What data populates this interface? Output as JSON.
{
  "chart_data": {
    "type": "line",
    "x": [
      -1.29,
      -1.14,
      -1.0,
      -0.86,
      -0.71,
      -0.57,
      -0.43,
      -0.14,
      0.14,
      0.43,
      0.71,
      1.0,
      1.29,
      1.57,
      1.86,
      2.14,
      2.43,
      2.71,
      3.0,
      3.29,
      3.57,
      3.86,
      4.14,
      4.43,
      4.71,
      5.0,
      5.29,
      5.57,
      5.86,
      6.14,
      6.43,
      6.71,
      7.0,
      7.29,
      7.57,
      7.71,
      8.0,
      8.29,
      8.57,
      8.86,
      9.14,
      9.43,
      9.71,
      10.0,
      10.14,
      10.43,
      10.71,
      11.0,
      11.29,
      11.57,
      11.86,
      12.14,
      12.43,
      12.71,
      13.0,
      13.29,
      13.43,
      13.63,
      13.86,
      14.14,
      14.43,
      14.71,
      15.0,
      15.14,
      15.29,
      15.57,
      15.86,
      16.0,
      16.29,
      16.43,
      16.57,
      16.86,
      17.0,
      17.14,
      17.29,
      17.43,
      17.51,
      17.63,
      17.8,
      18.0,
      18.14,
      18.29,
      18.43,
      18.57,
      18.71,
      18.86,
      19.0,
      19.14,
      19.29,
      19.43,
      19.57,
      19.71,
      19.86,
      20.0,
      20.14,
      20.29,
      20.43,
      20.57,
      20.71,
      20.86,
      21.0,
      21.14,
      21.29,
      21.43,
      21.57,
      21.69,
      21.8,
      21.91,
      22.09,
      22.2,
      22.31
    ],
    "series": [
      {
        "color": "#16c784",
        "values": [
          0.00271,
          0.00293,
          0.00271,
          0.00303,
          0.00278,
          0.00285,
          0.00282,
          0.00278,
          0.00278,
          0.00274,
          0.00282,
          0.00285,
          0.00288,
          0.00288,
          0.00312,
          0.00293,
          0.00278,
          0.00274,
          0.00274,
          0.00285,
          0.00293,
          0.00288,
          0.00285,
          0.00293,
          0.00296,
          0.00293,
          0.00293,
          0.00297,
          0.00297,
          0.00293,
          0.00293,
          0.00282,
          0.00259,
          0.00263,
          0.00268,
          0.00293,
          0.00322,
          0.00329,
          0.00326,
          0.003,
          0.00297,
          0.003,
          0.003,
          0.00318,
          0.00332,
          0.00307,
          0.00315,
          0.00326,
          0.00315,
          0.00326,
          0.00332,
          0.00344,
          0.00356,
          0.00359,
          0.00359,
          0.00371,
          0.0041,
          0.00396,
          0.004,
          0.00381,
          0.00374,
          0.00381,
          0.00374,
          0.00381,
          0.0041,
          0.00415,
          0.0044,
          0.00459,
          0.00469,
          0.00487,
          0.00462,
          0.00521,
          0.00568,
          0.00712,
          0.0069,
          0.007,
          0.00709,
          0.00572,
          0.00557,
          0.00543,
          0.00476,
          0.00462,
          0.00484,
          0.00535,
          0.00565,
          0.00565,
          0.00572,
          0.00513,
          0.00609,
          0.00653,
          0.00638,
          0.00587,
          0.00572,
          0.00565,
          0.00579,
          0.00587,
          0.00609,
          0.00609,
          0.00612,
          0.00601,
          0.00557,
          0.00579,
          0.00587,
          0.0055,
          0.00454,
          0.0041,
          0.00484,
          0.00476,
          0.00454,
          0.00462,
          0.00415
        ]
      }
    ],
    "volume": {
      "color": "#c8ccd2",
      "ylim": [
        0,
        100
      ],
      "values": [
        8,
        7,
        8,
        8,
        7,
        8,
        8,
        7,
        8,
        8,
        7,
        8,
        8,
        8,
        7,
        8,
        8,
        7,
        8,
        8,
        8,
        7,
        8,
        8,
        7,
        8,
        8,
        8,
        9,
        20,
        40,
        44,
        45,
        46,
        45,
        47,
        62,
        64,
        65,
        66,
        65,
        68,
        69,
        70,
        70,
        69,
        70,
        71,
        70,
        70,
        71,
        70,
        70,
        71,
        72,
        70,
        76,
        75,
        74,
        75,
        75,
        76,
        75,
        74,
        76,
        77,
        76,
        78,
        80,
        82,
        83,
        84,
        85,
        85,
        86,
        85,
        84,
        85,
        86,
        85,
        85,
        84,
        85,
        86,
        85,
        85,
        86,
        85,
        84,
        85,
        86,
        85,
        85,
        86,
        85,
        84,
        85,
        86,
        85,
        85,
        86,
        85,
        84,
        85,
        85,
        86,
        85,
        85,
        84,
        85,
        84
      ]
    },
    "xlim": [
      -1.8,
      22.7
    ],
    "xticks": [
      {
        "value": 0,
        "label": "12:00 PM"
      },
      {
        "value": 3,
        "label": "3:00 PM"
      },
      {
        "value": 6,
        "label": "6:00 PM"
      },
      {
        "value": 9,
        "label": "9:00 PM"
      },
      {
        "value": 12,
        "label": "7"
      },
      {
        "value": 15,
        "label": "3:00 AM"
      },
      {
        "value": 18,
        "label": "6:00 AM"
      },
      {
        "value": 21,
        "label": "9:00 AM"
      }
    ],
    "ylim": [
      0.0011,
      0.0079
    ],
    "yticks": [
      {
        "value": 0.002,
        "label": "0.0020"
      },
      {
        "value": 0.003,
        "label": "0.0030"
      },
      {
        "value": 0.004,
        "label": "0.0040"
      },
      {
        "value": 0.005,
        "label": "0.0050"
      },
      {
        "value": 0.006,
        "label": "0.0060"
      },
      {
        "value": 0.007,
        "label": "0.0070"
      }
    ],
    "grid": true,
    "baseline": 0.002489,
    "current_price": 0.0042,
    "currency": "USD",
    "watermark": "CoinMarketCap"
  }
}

********************

**Directions for this task**
Exactly reproduce all of the entries above.

**Finished task**
What data populates this interface? Output as JSON.
{
  "chart_data": {
    "type": "line",
    "x": [
      -1.29,
      -1.14,
      -1.0,
      -0.86,
      -0.71,
      -0.57,
      -0.43,
      -0.14,
      0.14,
      0.43,
      0.71,
      1.0,
      1.29,
      1.57,
      1.86,
      2.14,
      2.43,
      2.71,
      3.0,
      3.29,
      3.57,
      3.86,
      4.14,
      4.43,
      4.71,
      5.0,
      5.29,
      5.57,
      5.86,
      6.14,
      6.43,
      6.71,
      7.0,
      7.29,
      7.57,
      7.71,
      8.0,
      8.29,
      8.57,
      8.86,
      9.14,
      9.43,
      9.71,
      10.0,
      10.14,
      10.43,
      10.71,
      11.0,
      11.29,
      11.57,
      11.86,
      12.14,
      12.43,
      12.71,
      13.0,
      13.29,
      13.43,
      13.63,
      13.86,
      14.14,
      14.43,
      14.71,
      15.0,
      15.14,
      15.29,
      15.57,
      15.86,
      16.0,
      16.29,
      16.43,
      16.57,
      16.86,
      17.0,
      17.14,
      17.29,
      17.43,
      17.51,
      17.63,
      17.8,
      18.0,
      18.14,
      18.29,
      18.43,
      18.57,
      18.71,
      18.86,
      19.0,
      19.14,
      19.29,
      19.43,
      19.57,
      19.71,
      19.86,
      20.0,
      20.14,
      20.29,
      20.43,
      20.57,
      20.71,
      20.86,
      21.0,
      21.14,
      21.29,
      21.43,
      21.57,
      21.69,
      21.8,
      21.91,
      22.09,
      22.2,
      22.31
    ],
    "series": [
      {
        "color": "#16c784",
        "values": [
          0.00271,
          0.00293,
          0.00271,
          0.00303,
          0.00278,
          0.00285,
          0.00282,
          0.00278,
          0.00278,
          0.00274,
          0.00282,
          0.00285,
          0.00288,
          0.00288,
          0.00312,
          0.00293,
          0.00278,
          0.00274,
          0.00274,
          0.00285,
          0.00293,
          0.00288,
          0.00285,
          0.00293,
          0.00296,
          0.00293,
          0.00293,
          0.00297,
          0.00297,
          0.00293,
          0.00293,
          0.00282,
          0.00259,
          0.00263,
          0.00268,
          0.00293,
          0.00322,
          0.00329,
          0.00326,
          0.003,
          0.00297,
          0.003,
          0.003,
          0.00318,
          0.00332,
          0.00307,
          0.00315,
          0.00326,
          0.00315,
          0.00326,
          0.00332,
          0.00344,
          0.00356,
          0.00359,
          0.00359,
          0.00371,
          0.0041,
          0.00396,
          0.004,
          0.00381,
          0.00374,
          0.00381,
          0.00374,
          0.00381,
          0.0041,
          0.00415,
          0.0044,
          0.00459,
          0.00469,
          0.00487,
          0.00462,
          0.00521,
          0.00568,
          0.00712,
          0.0069,
          0.007,
          0.00709,
          0.00572,
          0.00557,
          0.00543,
          0.00476,
          0.00462,
          0.00484,
          0.00535,
          0.00565,
          0.00565,
          0.00572,
          0.00513,
          0.00609,
          0.00653,
          0.00638,
          0.00587,
          0.00572,
          0.00565,
          0.00579,
          0.00587,
          0.00609,
          0.00609,
          0.00612,
          0.00601,
          0.00557,
          0.00579,
          0.00587,
          0.0055,
          0.00454,
          0.0041,
          0.00484,
          0.00476,
          0.00454,
          0.00462,
          0.00415
        ]
      }
    ],
    "volume": {
      "color": "#c8ccd2",
      "ylim": [
        0,
        100
      ],
      "values": [
        8,
        7,
        8,
        8,
        7,
        8,
        8,
        7,
        8,
        8,
        7,
        8,
        8,
        8,
        7,
        8,
        8,
        7,
        8,
        8,
        8,
        7,
        8,
        8,
        7,
        8,
        8,
        8,
        9,
        20,
        40,
        44,
        45,
        46,
        45,
        47,
        62,
        64,
        65,
        66,
        65,
        68,
        69,
        70,
        70,
        69,
        70,
        71,
        70,
        70,
        71,
        70,
        70,
        71,
        72,
        70,
        76,
        75,
        74,
        75,
        75,
        76,
        75,
        74,
        76,
        77,
        76,
        78,
        80,
        82,
        83,
        84,
        85,
        85,
        86,
        85,
        84,
        85,
        86,
        85,
        85,
        84,
        85,
        86,
        85,
        85,
        86,
        85,
        84,
        85,
        86,
        85,
        85,
        86,
        85,
        84,
        85,
        86,
        85,
        85,
        86,
        85,
        84,
        85,
        85,
        86,
        85,
        85,
        84,
        85,
        84
      ]
    },
    "xlim": [
      -1.8,
      22.7
    ],
    "xticks": [
      {
        "value": 0,
        "label": "12:00 PM"
      },
      {
        "value": 3,
        "label": "3:00 PM"
      },
      {
        "value": 6,
        "label": "6:00 PM"
      },
      {
        "value": 9,
        "label": "9:00 PM"
      },
      {
        "value": 12,
        "label": "7"
      },
      {
        "value": 15,
        "label": "3:00 AM"
      },
      {
        "value": 18,
        "label": "6:00 AM"
      },
      {
        "value": 21,
        "label": "9:00 AM"
      }
    ],
    "ylim": [
      0.0011,
      0.0079
    ],
    "yticks": [
      {
        "value": 0.002,
        "label": "0.0020"
      },
      {
        "value": 0.003,
        "label": "0.0030"
      },
      {
        "value": 0.004,
        "label": "0.0040"
      },
      {
        "value": 0.005,
        "label": "0.0050"
      },
      {
        "value": 0.006,
        "label": "0.0060"
      },
      {
        "value": 0.007,
        "label": "0.0070"
      }
    ],
    "grid": true,
    "baseline": 0.002489,
    "current_price": 0.0042,
    "currency": "USD",
    "watermark": "CoinMarketCap"
  }
}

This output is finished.